╭─ Given data

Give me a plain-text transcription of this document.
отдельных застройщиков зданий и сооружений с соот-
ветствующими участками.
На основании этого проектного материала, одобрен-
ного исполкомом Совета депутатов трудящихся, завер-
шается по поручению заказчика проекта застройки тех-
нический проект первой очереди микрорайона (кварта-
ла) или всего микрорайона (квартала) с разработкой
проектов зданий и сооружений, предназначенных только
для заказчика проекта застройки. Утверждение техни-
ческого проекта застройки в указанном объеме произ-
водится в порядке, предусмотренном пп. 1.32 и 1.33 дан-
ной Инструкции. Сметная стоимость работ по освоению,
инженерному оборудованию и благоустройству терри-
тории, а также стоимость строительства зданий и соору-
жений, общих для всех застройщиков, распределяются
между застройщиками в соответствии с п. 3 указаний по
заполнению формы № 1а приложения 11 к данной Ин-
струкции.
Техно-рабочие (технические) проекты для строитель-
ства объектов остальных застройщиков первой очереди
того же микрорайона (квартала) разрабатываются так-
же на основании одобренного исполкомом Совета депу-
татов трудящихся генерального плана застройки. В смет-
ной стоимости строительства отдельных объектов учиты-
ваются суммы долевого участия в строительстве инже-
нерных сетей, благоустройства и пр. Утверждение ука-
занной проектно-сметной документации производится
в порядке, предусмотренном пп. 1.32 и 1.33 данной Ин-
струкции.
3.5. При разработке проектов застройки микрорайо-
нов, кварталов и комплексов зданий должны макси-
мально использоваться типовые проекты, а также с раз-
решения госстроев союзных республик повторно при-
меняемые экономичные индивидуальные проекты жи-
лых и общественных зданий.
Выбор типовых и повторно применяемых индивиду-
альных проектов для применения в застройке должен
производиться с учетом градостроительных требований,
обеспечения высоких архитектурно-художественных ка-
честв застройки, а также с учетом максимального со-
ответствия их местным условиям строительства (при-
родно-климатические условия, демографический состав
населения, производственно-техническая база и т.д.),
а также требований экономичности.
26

╰─
╭─ Given data

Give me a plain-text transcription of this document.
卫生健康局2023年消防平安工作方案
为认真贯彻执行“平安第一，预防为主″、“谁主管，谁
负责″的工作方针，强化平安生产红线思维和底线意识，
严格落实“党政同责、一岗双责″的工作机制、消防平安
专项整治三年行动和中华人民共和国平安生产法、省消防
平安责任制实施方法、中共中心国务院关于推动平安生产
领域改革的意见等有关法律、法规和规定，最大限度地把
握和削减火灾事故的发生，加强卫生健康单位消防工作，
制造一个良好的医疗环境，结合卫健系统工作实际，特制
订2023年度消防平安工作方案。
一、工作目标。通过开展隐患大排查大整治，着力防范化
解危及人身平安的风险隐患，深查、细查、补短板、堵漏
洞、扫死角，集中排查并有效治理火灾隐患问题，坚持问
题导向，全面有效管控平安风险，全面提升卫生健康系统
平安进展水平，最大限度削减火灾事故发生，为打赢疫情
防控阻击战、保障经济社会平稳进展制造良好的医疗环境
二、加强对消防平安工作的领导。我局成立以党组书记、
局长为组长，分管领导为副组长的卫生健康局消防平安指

╰─
╭─ Given data

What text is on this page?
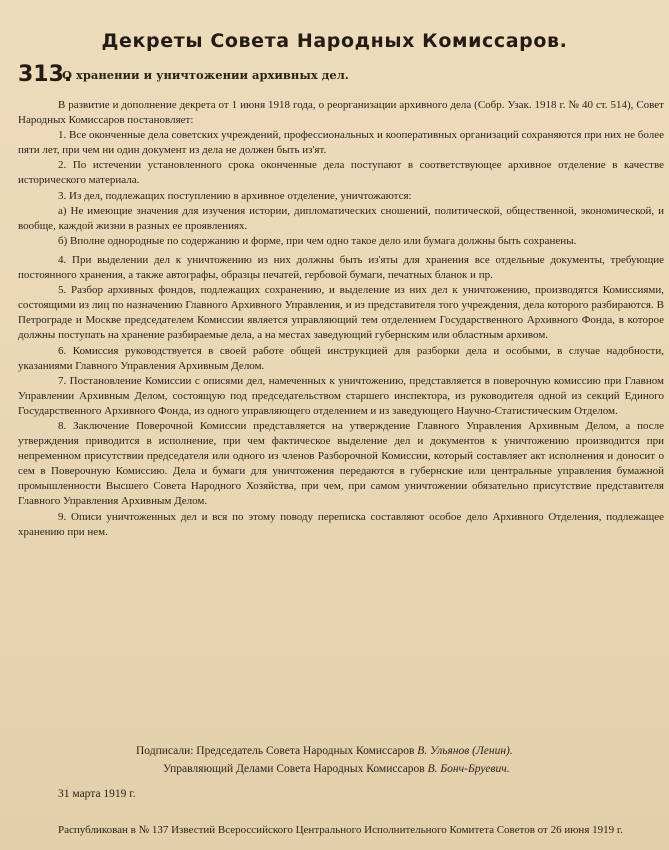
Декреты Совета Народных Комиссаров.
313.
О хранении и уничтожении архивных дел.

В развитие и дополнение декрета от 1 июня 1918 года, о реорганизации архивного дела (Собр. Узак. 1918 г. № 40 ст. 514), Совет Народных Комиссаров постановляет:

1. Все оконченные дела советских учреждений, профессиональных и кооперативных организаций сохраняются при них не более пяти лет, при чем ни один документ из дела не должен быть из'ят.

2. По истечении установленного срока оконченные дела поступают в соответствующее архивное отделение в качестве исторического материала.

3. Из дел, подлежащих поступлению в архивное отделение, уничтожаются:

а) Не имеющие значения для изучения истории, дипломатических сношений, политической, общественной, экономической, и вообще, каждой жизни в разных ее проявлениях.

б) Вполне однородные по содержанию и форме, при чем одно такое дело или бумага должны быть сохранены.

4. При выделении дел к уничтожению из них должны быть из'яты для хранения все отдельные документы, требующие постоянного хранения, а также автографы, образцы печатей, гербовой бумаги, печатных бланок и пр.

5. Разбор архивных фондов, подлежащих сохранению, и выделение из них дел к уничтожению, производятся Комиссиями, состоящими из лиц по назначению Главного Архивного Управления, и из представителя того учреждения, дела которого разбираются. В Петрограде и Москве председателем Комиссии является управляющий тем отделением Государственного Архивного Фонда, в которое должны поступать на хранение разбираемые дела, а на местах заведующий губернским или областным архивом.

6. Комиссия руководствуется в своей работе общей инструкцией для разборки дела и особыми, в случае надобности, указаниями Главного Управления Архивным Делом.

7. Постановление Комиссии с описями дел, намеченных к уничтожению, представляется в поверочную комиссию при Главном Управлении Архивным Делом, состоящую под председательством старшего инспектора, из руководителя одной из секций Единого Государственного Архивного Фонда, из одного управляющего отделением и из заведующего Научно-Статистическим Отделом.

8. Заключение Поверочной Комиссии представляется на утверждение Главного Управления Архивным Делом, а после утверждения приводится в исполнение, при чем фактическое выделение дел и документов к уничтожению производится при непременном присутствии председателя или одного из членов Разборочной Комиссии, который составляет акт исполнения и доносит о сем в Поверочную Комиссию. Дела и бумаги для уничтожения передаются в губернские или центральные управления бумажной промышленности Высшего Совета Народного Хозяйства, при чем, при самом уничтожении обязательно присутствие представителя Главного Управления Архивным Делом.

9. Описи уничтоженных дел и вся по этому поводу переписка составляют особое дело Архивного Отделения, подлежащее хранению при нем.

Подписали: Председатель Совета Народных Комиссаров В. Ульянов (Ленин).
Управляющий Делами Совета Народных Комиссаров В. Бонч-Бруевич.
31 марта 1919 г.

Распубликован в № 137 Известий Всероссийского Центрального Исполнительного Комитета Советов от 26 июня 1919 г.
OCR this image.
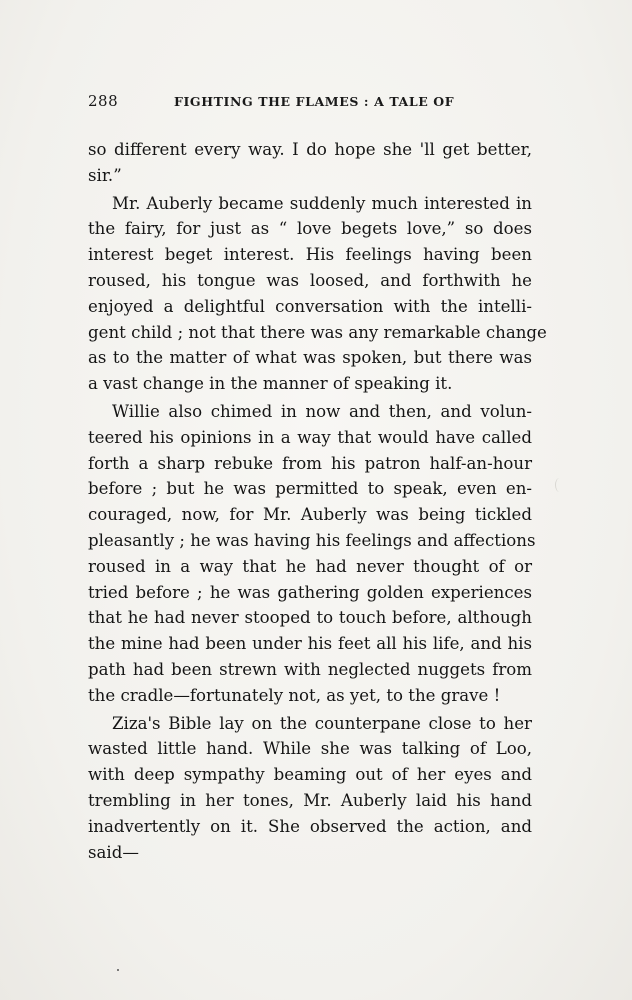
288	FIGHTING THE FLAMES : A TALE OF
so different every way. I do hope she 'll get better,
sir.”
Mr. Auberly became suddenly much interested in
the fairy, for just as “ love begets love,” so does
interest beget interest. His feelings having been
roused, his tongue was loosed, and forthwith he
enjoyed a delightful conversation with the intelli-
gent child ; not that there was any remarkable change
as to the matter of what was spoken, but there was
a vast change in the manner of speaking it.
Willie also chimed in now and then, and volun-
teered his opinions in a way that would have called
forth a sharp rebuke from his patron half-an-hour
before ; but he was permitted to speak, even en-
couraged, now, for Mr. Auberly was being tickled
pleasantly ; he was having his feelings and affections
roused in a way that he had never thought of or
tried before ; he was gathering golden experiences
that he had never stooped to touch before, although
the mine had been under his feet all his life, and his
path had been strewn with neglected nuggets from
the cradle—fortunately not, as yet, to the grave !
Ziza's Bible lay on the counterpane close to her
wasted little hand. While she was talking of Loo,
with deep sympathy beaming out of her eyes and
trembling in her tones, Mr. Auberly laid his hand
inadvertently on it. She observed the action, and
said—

╰─

-- Written problem --
Find the string "проекта" in the listing and return every line that holds it.

-- Solved problem --
шается по поручению заказчика проекта застройки тех-
для заказчика проекта застройки. Утверждение техни-
ческого проекта застройки в указанном объеме произ-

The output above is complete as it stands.